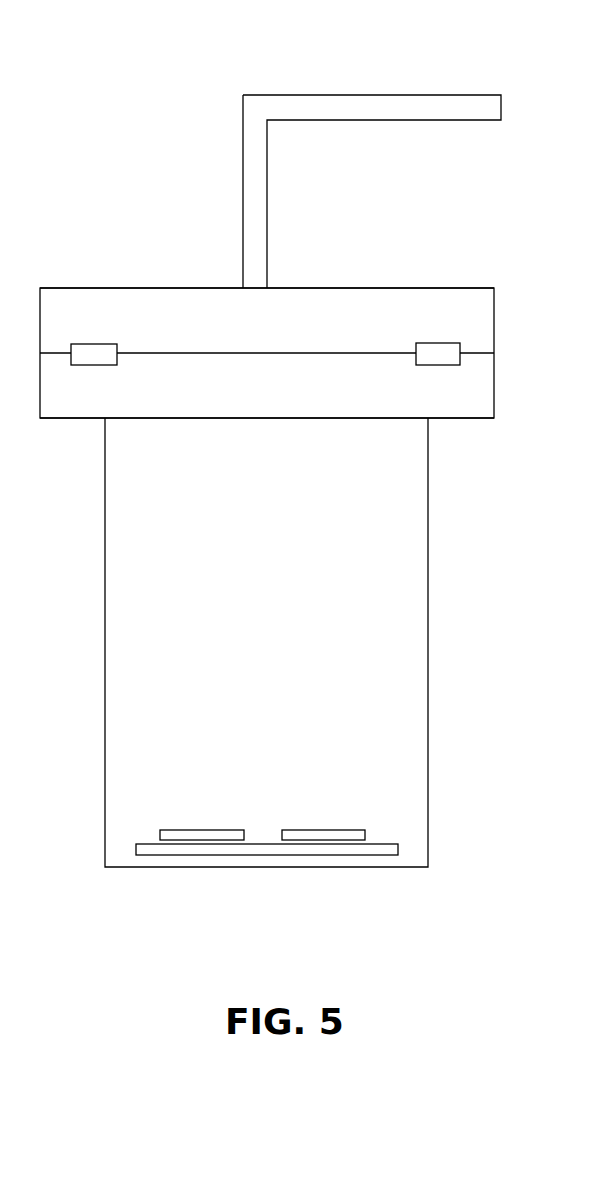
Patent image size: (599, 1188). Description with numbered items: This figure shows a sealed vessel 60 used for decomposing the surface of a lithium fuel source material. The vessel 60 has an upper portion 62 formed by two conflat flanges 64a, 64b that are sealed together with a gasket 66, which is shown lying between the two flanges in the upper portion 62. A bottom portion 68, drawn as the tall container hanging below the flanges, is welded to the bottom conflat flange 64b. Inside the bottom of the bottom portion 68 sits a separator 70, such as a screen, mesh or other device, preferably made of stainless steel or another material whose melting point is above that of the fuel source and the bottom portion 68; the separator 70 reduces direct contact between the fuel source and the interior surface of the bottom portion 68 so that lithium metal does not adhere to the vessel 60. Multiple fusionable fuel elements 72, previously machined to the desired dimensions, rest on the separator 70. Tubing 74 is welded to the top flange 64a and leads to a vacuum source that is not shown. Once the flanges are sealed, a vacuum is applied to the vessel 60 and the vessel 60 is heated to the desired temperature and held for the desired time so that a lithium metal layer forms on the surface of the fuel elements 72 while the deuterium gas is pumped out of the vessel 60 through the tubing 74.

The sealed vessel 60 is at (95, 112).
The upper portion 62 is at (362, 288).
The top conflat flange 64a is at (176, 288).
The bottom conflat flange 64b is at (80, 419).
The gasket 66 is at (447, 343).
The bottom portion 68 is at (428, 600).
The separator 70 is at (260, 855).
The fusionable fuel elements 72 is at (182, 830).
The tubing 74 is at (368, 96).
======
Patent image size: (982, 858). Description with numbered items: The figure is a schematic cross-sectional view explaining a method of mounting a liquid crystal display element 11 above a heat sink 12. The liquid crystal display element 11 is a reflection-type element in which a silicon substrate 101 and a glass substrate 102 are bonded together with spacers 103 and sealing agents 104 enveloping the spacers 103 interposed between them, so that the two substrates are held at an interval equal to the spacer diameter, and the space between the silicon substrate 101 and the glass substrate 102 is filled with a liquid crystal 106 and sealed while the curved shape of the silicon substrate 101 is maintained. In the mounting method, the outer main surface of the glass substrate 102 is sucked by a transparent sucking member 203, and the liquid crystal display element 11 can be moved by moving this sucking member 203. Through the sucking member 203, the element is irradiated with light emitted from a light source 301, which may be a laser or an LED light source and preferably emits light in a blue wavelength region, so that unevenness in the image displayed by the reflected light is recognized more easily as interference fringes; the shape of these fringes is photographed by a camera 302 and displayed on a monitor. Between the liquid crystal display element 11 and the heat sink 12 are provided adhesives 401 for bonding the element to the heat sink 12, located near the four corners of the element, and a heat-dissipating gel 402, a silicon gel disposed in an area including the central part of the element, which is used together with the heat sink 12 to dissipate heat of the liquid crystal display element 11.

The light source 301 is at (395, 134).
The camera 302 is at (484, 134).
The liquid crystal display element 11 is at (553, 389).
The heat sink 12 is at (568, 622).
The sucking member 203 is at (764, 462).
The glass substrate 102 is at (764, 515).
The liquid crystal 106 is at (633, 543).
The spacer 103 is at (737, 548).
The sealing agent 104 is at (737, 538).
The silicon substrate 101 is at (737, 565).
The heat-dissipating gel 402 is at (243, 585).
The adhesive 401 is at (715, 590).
======
* **Written task**: Reproduce word for word the stretch from the line containing "Patent image size: (599, 1188)." through the line containing "The fusionable fuel", and nothing else.

* **Completed task**:
Patent image size: (599, 1188). Description with numbered items: This figure shows a sealed vessel 60 used for decomposing the surface of a lithium fuel source material. The vessel 60 has an upper portion 62 formed by two conflat flanges 64a, 64b that are sealed together with a gasket 66, which is shown lying between the two flanges in the upper portion 62. A bottom portion 68, drawn as the tall container hanging below the flanges, is welded to the bottom conflat flange 64b. Inside the bottom of the bottom portion 68 sits a separator 70, such as a screen, mesh or other device, preferably made of stainless steel or another material whose melting point is above that of the fuel source and the bottom portion 68; the separator 70 reduces direct contact between the fuel source and the interior surface of the bottom portion 68 so that lithium metal does not adhere to the vessel 60. Multiple fusionable fuel elements 72, previously machined to the desired dimensions, rest on the separator 70. Tubing 74 is welded to the top flange 64a and leads to a vacuum source that is not shown. Once the flanges are sealed, a vacuum is applied to the vessel 60 and the vessel 60 is heated to the desired temperature and held for the desired time so that a lithium metal layer forms on the surface of the fuel elements 72 while the deuterium gas is pumped out of the vessel 60 through the tubing 74.

The sealed vessel 60 is at (95, 112).
The upper portion 62 is at (362, 288).
The top conflat flange 64a is at (176, 288).
The bottom conflat flange 64b is at (80, 419).
The gasket 66 is at (447, 343).
The bottom portion 68 is at (428, 600).
The separator 70 is at (260, 855).
The fusionable fuel elements 72 is at (182, 830).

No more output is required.